From the listing below, pull out every line where the string "host" appears.
───── ENTRIES SUPPLIED
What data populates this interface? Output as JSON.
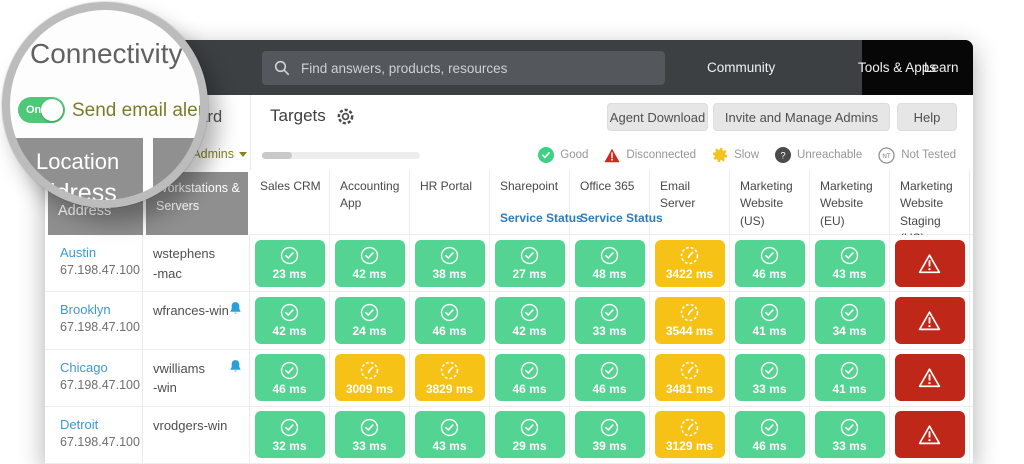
{
  "page": {
    "title": "Connectivity Dashboard"
  },
  "magnifier": {
    "title": "Connectivity D",
    "toggle": {
      "state": "On",
      "label": "Send email alerts"
    },
    "location_line1": "Location",
    "location_line2": "Address"
  },
  "topbar": {
    "search_placeholder": "Find answers, products, resources",
    "links": [
      "Community",
      "Tools & Apps",
      "Learn"
    ]
  },
  "toolbar": {
    "section_title": "Targets",
    "buttons": [
      "Agent Download",
      "Invite and Manage Admins",
      "Help"
    ]
  },
  "admins": {
    "label": "Admins"
  },
  "legend": {
    "items": [
      {
        "id": "good",
        "icon": "good-check-icon",
        "label": "Good"
      },
      {
        "id": "disconnected",
        "icon": "disconnected-triangle-icon",
        "label": "Disconnected"
      },
      {
        "id": "slow",
        "icon": "slow-gauge-icon",
        "label": "Slow"
      },
      {
        "id": "unreachable",
        "icon": "unreachable-question-icon",
        "label": "Unreachable"
      },
      {
        "id": "nottested",
        "icon": "not-tested-nt-icon",
        "label": "Not Tested"
      }
    ]
  },
  "colors": {
    "good": "#54d492",
    "slow": "#f6c216",
    "disconnected": "#bf2718",
    "topbar_bg": "#3c4043",
    "header_box": "#8f8f8f",
    "link_blue": "#2a7cbf",
    "city_blue": "#3a9ad9",
    "olive": "#84831d",
    "toggle_green": "#4ec878"
  },
  "table": {
    "row_headers": [
      "Location Address",
      "Workstations & Servers"
    ],
    "columns": [
      {
        "label": "Sales CRM"
      },
      {
        "label": "Accounting App"
      },
      {
        "label": "HR Portal"
      },
      {
        "label": "Sharepoint",
        "link": "Service Status"
      },
      {
        "label": "Office 365",
        "link": "Service Status"
      },
      {
        "label": "Email Server"
      },
      {
        "label": "Marketing Website (US)"
      },
      {
        "label": "Marketing Website (EU)"
      },
      {
        "label": "Marketing Website Staging (US)"
      }
    ],
    "rows": [
      {
        "location": "Austin",
        "ip": "67.198.47.100",
        "host": "wstephens\n-mac",
        "bell": false,
        "cells": [
          {
            "status": "good",
            "value": "23 ms"
          },
          {
            "status": "good",
            "value": "42 ms"
          },
          {
            "status": "good",
            "value": "38 ms"
          },
          {
            "status": "good",
            "value": "27 ms"
          },
          {
            "status": "good",
            "value": "48 ms"
          },
          {
            "status": "slow",
            "value": "3422 ms"
          },
          {
            "status": "good",
            "value": "46 ms"
          },
          {
            "status": "good",
            "value": "43 ms"
          },
          {
            "status": "disconnected",
            "value": ""
          }
        ]
      },
      {
        "location": "Brooklyn",
        "ip": "67.198.47.100",
        "host": "wfrances-win",
        "bell": true,
        "cells": [
          {
            "status": "good",
            "value": "42 ms"
          },
          {
            "status": "good",
            "value": "24 ms"
          },
          {
            "status": "good",
            "value": "46 ms"
          },
          {
            "status": "good",
            "value": "42 ms"
          },
          {
            "status": "good",
            "value": "33 ms"
          },
          {
            "status": "slow",
            "value": "3544 ms"
          },
          {
            "status": "good",
            "value": "41 ms"
          },
          {
            "status": "good",
            "value": "34 ms"
          },
          {
            "status": "disconnected",
            "value": ""
          }
        ]
      },
      {
        "location": "Chicago",
        "ip": "67.198.47.100",
        "host": "vwilliams\n-win",
        "bell": true,
        "cells": [
          {
            "status": "good",
            "value": "46 ms"
          },
          {
            "status": "slow",
            "value": "3009 ms"
          },
          {
            "status": "slow",
            "value": "3829 ms"
          },
          {
            "status": "good",
            "value": "46 ms"
          },
          {
            "status": "good",
            "value": "46 ms"
          },
          {
            "status": "slow",
            "value": "3481 ms"
          },
          {
            "status": "good",
            "value": "33 ms"
          },
          {
            "status": "good",
            "value": "41 ms"
          },
          {
            "status": "disconnected",
            "value": ""
          }
        ]
      },
      {
        "location": "Detroit",
        "ip": "67.198.47.100",
        "host": "vrodgers-win",
        "bell": false,
        "cells": [
          {
            "status": "good",
            "value": "32 ms"
          },
          {
            "status": "good",
            "value": "33 ms"
          },
          {
            "status": "good",
            "value": "43 ms"
          },
          {
            "status": "good",
            "value": "29 ms"
          },
          {
            "status": "good",
            "value": "39 ms"
          },
          {
            "status": "slow",
            "value": "3129 ms"
          },
          {
            "status": "good",
            "value": "46 ms"
          },
          {
            "status": "good",
            "value": "33 ms"
          },
          {
            "status": "disconnected",
            "value": ""
          }
        ]
      }
    ]
  }
}
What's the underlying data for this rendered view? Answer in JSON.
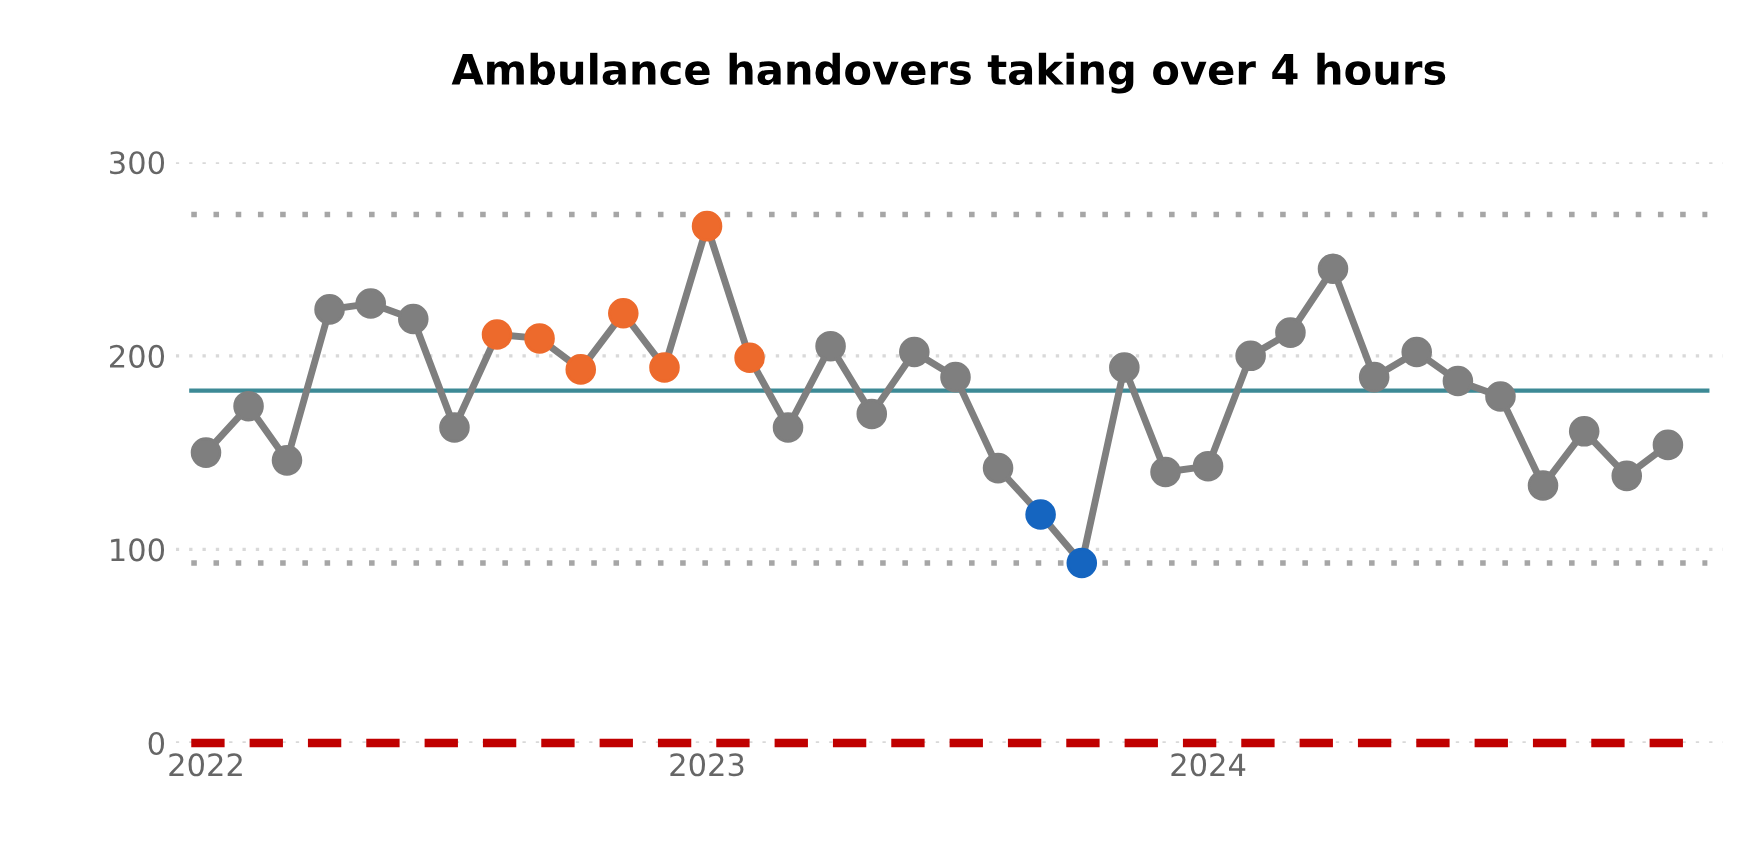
{
  "chart_data": {
    "type": "line",
    "title": "Ambulance handovers taking over 4 hours",
    "x": [
      "2022-01",
      "2022-02",
      "2022-03",
      "2022-04",
      "2022-05",
      "2022-06",
      "2022-07",
      "2022-08",
      "2022-09",
      "2022-10",
      "2022-11",
      "2022-12",
      "2023-01",
      "2023-02",
      "2023-03",
      "2023-04",
      "2023-05",
      "2023-06",
      "2023-07",
      "2023-08",
      "2023-09",
      "2023-10",
      "2023-11",
      "2023-12",
      "2024-01",
      "2024-02",
      "2024-03",
      "2024-04",
      "2024-05",
      "2024-06",
      "2024-07",
      "2024-08",
      "2024-09",
      "2024-10",
      "2024-11",
      "2024-12"
    ],
    "series": [
      {
        "color": "#7f7f7f",
        "values": [
          150,
          174,
          146,
          224,
          227,
          219,
          163,
          211,
          209,
          193,
          222,
          194,
          267,
          199,
          163,
          205,
          170,
          202,
          189,
          142,
          118,
          93,
          194,
          140,
          143,
          200,
          212,
          245,
          189,
          202,
          187,
          179,
          133,
          161,
          138,
          154
        ],
        "colors": [
          "#7f7f7f",
          "#7f7f7f",
          "#7f7f7f",
          "#7f7f7f",
          "#7f7f7f",
          "#7f7f7f",
          "#7f7f7f",
          "#ed6a2c",
          "#ed6a2c",
          "#ed6a2c",
          "#ed6a2c",
          "#ed6a2c",
          "#ed6a2c",
          "#ed6a2c",
          "#7f7f7f",
          "#7f7f7f",
          "#7f7f7f",
          "#7f7f7f",
          "#7f7f7f",
          "#7f7f7f",
          "#1565c0",
          "#1565c0",
          "#7f7f7f",
          "#7f7f7f",
          "#7f7f7f",
          "#7f7f7f",
          "#7f7f7f",
          "#7f7f7f",
          "#7f7f7f",
          "#7f7f7f",
          "#7f7f7f",
          "#7f7f7f",
          "#7f7f7f",
          "#7f7f7f",
          "#7f7f7f",
          "#7f7f7f"
        ]
      }
    ],
    "ref_lines": [
      {
        "axis": "y",
        "value": 182,
        "color": "#3d8a96",
        "line_style": "solid"
      },
      {
        "axis": "y",
        "value": 273,
        "color": "#a6a6a6",
        "line_style": "dotted"
      },
      {
        "axis": "y",
        "value": 93,
        "color": "#a6a6a6",
        "line_style": "dotted"
      },
      {
        "axis": "y",
        "value": 0,
        "color": "#c00000",
        "line_style": "dashed"
      }
    ],
    "xlim": [
      "2021-12-10",
      "2025-01-10"
    ],
    "xticks": [
      {
        "value": "2022-01",
        "label": "2022"
      },
      {
        "value": "2023-01",
        "label": "2023"
      },
      {
        "value": "2024-01",
        "label": "2024"
      }
    ],
    "ylim": [
      0,
      300
    ],
    "yticks": [
      0,
      100,
      200,
      300
    ],
    "grid": "y",
    "marker": "circle",
    "line_style": "solid"
  }
}
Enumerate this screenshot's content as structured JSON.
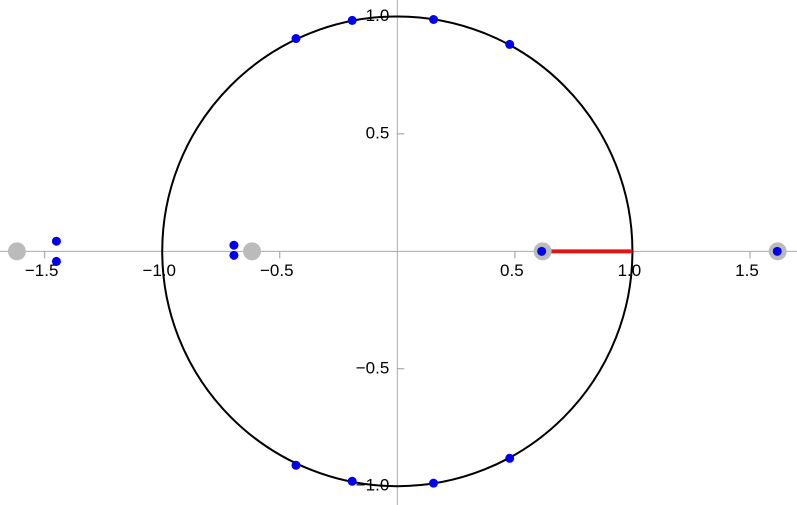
{
  "chart_data": {
    "type": "scatter",
    "xlim": [
      -1.69,
      1.7
    ],
    "ylim": [
      -1.08,
      1.07
    ],
    "xticks": [
      {
        "value": -1.5,
        "label": "−1.5"
      },
      {
        "value": -1,
        "label": "−1.0"
      },
      {
        "value": -0.5,
        "label": "−0.5"
      },
      0.5,
      {
        "value": 1,
        "label": "1.0"
      },
      1.5
    ],
    "yticks": [
      {
        "value": -1,
        "label": "−1.0"
      },
      {
        "value": -0.5,
        "label": "−0.5"
      },
      0.5,
      {
        "value": 1,
        "label": "1.0"
      }
    ],
    "circle": {
      "center": [
        0,
        0
      ],
      "radius": 1,
      "color": "#000000"
    },
    "segment": {
      "x": [
        0.618,
        1
      ],
      "y": [
        0,
        0
      ],
      "color": "#e01515"
    },
    "series": [
      {
        "color": "#bbbbbb",
        "size": 9,
        "x": [
          -1.618,
          -0.618,
          0.618,
          1.618
        ],
        "values": [
          0,
          0,
          0,
          0
        ]
      },
      {
        "color": "#0000ee",
        "size": 4.5,
        "x": [
          -0.431,
          -0.192,
          0.154,
          0.478,
          -0.431,
          -0.192,
          0.154,
          0.478,
          -1.45,
          -1.45,
          -0.695,
          -0.695,
          0.614,
          1.616
        ],
        "values": [
          0.906,
          0.983,
          0.987,
          0.881,
          -0.911,
          -0.979,
          -0.987,
          -0.881,
          0.043,
          -0.043,
          0.026,
          -0.017,
          0,
          0
        ]
      }
    ]
  }
}
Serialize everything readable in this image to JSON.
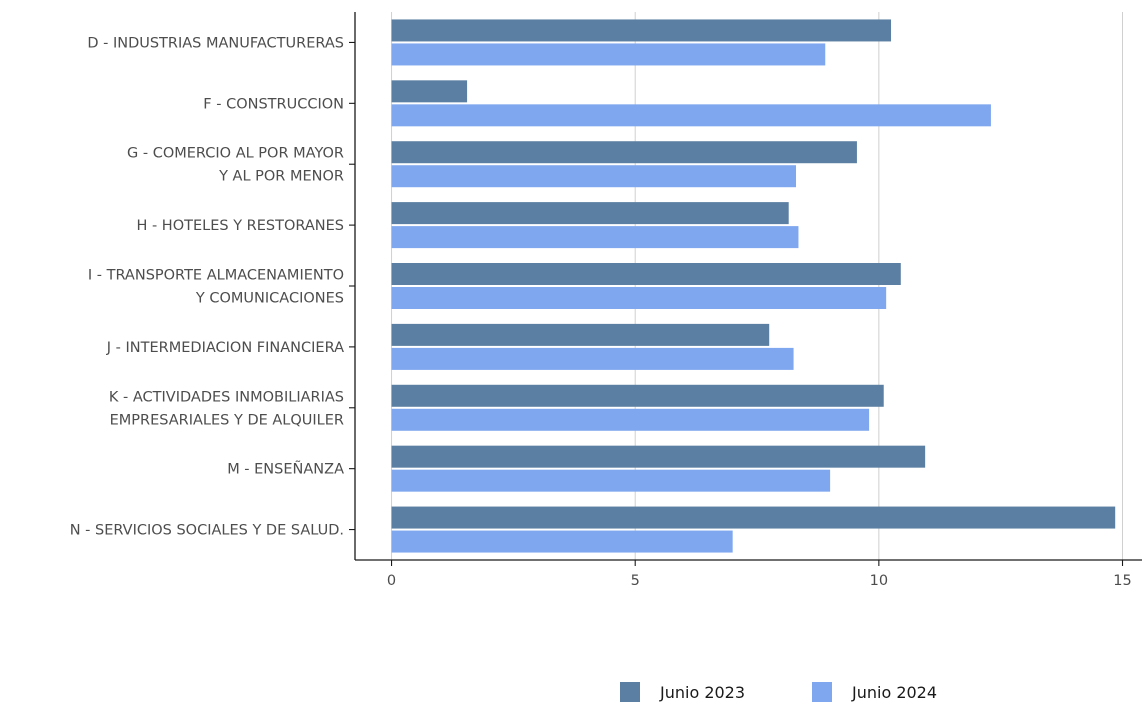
{
  "chart_data": {
    "type": "bar",
    "orientation": "horizontal",
    "categories": [
      [
        "D - INDUSTRIAS  MANUFACTURERAS"
      ],
      [
        "F - CONSTRUCCION"
      ],
      [
        "G - COMERCIO AL POR MAYOR",
        "Y AL POR  MENOR"
      ],
      [
        "H - HOTELES Y RESTORANES"
      ],
      [
        "I - TRANSPORTE ALMACENAMIENTO",
        "Y COMUNICACIONES"
      ],
      [
        "J - INTERMEDIACION FINANCIERA"
      ],
      [
        "K - ACTIVIDADES INMOBILIARIAS",
        "EMPRESARIALES Y DE ALQUILER"
      ],
      [
        "M - ENSEÑANZA"
      ],
      [
        "N - SERVICIOS SOCIALES Y DE SALUD."
      ]
    ],
    "series": [
      {
        "name": "Junio 2023",
        "color": "#5b7fa2",
        "values": [
          10.25,
          1.55,
          9.55,
          8.15,
          10.45,
          7.75,
          10.1,
          10.95,
          14.85
        ]
      },
      {
        "name": "Junio 2024",
        "color": "#7fa7ef",
        "values": [
          8.9,
          12.3,
          8.3,
          8.35,
          10.15,
          8.25,
          9.8,
          9.0,
          7.0
        ]
      }
    ],
    "xticks": [
      "0",
      "5",
      "10",
      "15"
    ],
    "xtick_values": [
      0,
      5,
      10,
      15
    ],
    "xlim": [
      -0.75,
      15.4
    ],
    "grid": "vertical",
    "legend_position": "bottom"
  }
}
──────────
▸ WRITTEN REPLY
        "host": "wstephens\n-mac",
        "host": "wfrances-win",
        "host": "vwilliams\n-win",
        "host": "vrodgers-win",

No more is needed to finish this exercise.